Goal:
Reproduce the records exactly.

Working data:
____________________
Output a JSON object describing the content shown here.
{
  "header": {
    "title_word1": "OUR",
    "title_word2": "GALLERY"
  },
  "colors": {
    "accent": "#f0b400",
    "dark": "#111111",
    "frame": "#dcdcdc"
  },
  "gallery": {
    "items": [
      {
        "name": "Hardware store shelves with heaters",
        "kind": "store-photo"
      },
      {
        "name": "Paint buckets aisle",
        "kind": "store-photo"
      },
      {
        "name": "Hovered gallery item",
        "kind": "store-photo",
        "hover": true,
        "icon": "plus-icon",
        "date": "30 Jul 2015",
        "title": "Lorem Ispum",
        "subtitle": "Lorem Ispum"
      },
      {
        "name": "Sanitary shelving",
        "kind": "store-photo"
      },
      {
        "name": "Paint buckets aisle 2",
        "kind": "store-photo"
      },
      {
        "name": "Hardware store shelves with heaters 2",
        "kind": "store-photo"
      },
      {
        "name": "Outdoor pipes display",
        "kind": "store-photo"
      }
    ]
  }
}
____________________
Output:
Output a JSON object describing the content shown here.
{
  "header": {
    "title_word1": "OUR",
    "title_word2": "GALLERY"
  },
  "colors": {
    "accent": "#f0b400",
    "dark": "#111111",
    "frame": "#dcdcdc"
  },
  "gallery": {
    "items": [
      {
        "name": "Hardware store shelves with heaters",
        "kind": "store-photo"
      },
      {
        "name": "Paint buckets aisle",
        "kind": "store-photo"
      },
      {
        "name": "Hovered gallery item",
        "kind": "store-photo",
        "hover": true,
        "icon": "plus-icon",
        "date": "30 Jul 2015",
        "title": "Lorem Ispum",
        "subtitle": "Lorem Ispum"
      },
      {
        "name": "Sanitary shelving",
        "kind": "store-photo"
      },
      {
        "name": "Paint buckets aisle 2",
        "kind": "store-photo"
      },
      {
        "name": "Hardware store shelves with heaters 2",
        "kind": "store-photo"
      },
      {
        "name": "Outdoor pipes display",
        "kind": "store-photo"
      }
    ]
  }
}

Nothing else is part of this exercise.